Exercise: Track down the lines that contain "field" and copy them.

Exercise data:
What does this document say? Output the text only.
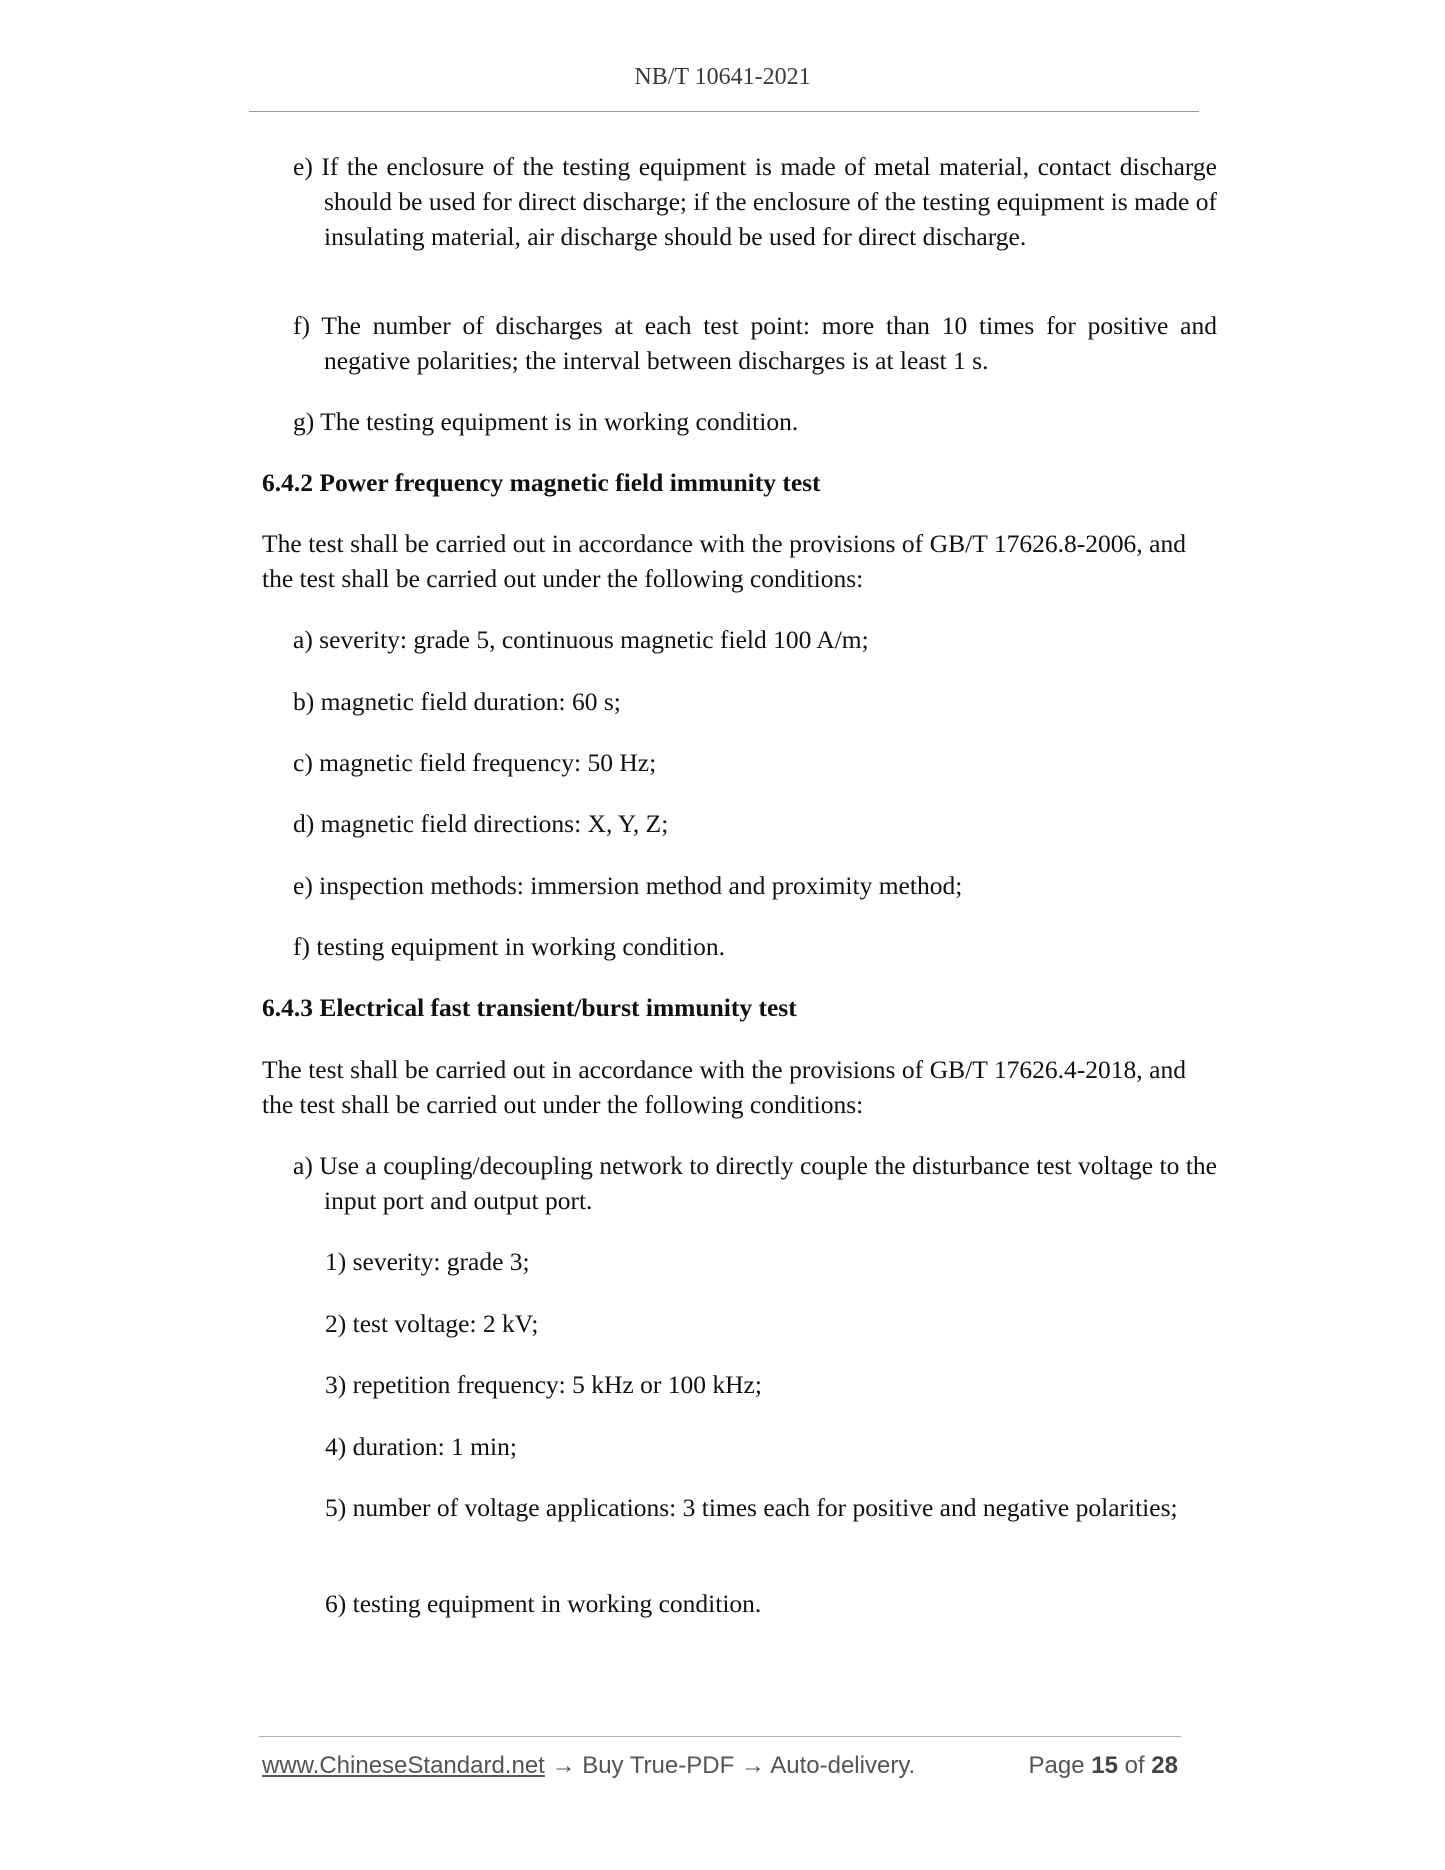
NB/T 10641-2021
e) If the enclosure of the testing equipment is made of metal material, contact discharge should be used for direct discharge; if the enclosure of the testing equipment is made of insulating material, air discharge should be used for direct discharge.
f) The number of discharges at each test point: more than 10 times for positive and negative polarities; the interval between discharges is at least 1 s.
g) The testing equipment is in working condition.
6.4.2 Power frequency magnetic field immunity test
The test shall be carried out in accordance with the provisions of GB/T 17626.8-2006, and the test shall be carried out under the following conditions:
a) severity: grade 5, continuous magnetic field 100 A/m;
b) magnetic field duration: 60 s;
c) magnetic field frequency: 50 Hz;
d) magnetic field directions: X, Y, Z;
e) inspection methods: immersion method and proximity method;
f) testing equipment in working condition.
6.4.3 Electrical fast transient/burst immunity test
The test shall be carried out in accordance with the provisions of GB/T 17626.4-2018, and the test shall be carried out under the following conditions:
a) Use a coupling/decoupling network to directly couple the disturbance test voltage to the input port and output port.
1) severity: grade 3;
2) test voltage: 2 kV;
3) repetition frequency: 5 kHz or 100 kHz;
4) duration: 1 min;
5) number of voltage applications: 3 times each for positive and negative polarities;
6) testing equipment in working condition.
www.ChineseStandard.net → Buy True-PDF → Auto-delivery.	Page 15 of 28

Solution below:
6.4.2 Power frequency magnetic field immunity test
a) severity: grade 5, continuous magnetic field 100 A/m;
b) magnetic field duration: 60 s;
c) magnetic field frequency: 50 Hz;
d) magnetic field directions: X, Y, Z;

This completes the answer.